### Exercise directions
Transcribe the items below word for word, starting from their first line and continuing up to and including the line with "- staticText: Drawer: [16, 717, 84, 744]".
— Start —
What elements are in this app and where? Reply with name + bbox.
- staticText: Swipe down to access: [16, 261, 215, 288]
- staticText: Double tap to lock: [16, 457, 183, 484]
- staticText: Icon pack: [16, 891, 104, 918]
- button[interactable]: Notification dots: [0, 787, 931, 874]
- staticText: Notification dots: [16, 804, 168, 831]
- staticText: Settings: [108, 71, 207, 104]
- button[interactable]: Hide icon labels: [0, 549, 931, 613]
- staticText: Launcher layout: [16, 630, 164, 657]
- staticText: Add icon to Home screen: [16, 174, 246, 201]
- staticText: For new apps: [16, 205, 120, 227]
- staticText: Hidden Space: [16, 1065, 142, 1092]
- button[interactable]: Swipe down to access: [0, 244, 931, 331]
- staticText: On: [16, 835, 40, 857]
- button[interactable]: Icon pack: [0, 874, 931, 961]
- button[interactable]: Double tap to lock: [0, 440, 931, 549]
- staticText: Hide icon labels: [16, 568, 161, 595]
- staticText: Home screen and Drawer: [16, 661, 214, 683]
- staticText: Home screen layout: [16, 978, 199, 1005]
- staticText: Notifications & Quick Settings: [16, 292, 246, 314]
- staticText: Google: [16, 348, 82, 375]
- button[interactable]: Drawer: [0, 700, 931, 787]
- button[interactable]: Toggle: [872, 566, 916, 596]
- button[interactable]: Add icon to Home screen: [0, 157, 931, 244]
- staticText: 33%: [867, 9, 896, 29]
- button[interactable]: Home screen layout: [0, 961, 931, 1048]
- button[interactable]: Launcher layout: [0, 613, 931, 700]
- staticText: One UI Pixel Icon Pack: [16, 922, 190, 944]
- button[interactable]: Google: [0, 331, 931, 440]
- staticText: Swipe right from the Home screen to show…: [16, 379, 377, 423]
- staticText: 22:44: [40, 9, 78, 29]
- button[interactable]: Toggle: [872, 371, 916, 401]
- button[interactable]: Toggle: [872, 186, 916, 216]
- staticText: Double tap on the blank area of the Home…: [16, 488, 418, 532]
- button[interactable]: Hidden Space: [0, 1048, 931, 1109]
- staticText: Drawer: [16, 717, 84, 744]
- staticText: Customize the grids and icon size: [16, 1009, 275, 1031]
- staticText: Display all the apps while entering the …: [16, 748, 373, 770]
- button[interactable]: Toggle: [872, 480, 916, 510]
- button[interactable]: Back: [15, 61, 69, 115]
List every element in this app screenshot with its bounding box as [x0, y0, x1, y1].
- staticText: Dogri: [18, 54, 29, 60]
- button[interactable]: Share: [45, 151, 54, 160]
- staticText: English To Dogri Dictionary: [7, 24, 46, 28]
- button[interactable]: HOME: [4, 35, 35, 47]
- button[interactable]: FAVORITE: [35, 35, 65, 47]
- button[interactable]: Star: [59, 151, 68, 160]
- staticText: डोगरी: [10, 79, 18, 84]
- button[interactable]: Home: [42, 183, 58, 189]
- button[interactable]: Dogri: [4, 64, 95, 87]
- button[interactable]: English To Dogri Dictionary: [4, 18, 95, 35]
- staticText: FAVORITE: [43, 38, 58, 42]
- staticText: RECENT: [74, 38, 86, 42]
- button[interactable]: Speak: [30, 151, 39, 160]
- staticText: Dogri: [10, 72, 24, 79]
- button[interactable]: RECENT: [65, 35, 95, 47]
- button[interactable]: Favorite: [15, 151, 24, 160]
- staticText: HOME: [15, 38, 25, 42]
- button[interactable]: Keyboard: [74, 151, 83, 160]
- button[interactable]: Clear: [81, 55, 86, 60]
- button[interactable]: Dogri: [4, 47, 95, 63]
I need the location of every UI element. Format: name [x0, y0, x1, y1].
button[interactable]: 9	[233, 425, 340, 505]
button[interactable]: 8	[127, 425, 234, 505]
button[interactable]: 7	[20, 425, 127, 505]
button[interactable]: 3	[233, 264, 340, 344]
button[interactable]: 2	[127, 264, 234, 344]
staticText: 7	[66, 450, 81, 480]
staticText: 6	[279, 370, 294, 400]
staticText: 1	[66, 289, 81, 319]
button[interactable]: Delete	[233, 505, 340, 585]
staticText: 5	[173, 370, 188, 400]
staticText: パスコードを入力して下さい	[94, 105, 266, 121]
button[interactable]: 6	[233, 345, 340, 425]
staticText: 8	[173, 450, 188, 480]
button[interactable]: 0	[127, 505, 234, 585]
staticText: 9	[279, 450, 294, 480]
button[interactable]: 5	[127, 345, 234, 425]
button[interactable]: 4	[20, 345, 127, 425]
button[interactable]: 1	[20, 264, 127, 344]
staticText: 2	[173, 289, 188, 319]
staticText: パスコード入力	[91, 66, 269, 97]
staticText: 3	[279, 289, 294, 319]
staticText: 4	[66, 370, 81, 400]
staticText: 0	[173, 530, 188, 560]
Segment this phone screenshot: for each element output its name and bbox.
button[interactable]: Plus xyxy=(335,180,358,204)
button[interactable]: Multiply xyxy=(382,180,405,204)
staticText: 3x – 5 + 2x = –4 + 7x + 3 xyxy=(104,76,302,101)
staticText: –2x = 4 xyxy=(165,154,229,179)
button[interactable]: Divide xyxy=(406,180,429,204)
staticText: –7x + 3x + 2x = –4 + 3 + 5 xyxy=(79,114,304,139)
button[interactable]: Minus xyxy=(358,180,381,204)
— End —
### Worked answer
What elements are in this app and where? Reply with name + bbox.
- staticText: Swipe down to access: [16, 261, 215, 288]
- staticText: Double tap to lock: [16, 457, 183, 484]
- staticText: Icon pack: [16, 891, 104, 918]
- button[interactable]: Notification dots: [0, 787, 931, 874]
- staticText: Notification dots: [16, 804, 168, 831]
- staticText: Settings: [108, 71, 207, 104]
- button[interactable]: Hide icon labels: [0, 549, 931, 613]
- staticText: Launcher layout: [16, 630, 164, 657]
- staticText: Add icon to Home screen: [16, 174, 246, 201]
- staticText: For new apps: [16, 205, 120, 227]
- staticText: Hidden Space: [16, 1065, 142, 1092]
- button[interactable]: Swipe down to access: [0, 244, 931, 331]
- staticText: On: [16, 835, 40, 857]
- button[interactable]: Icon pack: [0, 874, 931, 961]
- button[interactable]: Double tap to lock: [0, 440, 931, 549]
- staticText: Hide icon labels: [16, 568, 161, 595]
- staticText: Home screen and Drawer: [16, 661, 214, 683]
- staticText: Home screen layout: [16, 978, 199, 1005]
- staticText: Notifications & Quick Settings: [16, 292, 246, 314]
- staticText: Google: [16, 348, 82, 375]
- button[interactable]: Drawer: [0, 700, 931, 787]
- button[interactable]: Toggle: [872, 566, 916, 596]
- button[interactable]: Add icon to Home screen: [0, 157, 931, 244]
- staticText: 33%: [867, 9, 896, 29]
- button[interactable]: Home screen layout: [0, 961, 931, 1048]
- button[interactable]: Launcher layout: [0, 613, 931, 700]
- staticText: One UI Pixel Icon Pack: [16, 922, 190, 944]
- button[interactable]: Google: [0, 331, 931, 440]
- staticText: Swipe right from the Home screen to show…: [16, 379, 377, 423]
- staticText: 22:44: [40, 9, 78, 29]
- button[interactable]: Toggle: [872, 371, 916, 401]
- button[interactable]: Toggle: [872, 186, 916, 216]
- staticText: Double tap on the blank area of the Home…: [16, 488, 418, 532]
- button[interactable]: Hidden Space: [0, 1048, 931, 1109]
- staticText: Drawer: [16, 717, 84, 744]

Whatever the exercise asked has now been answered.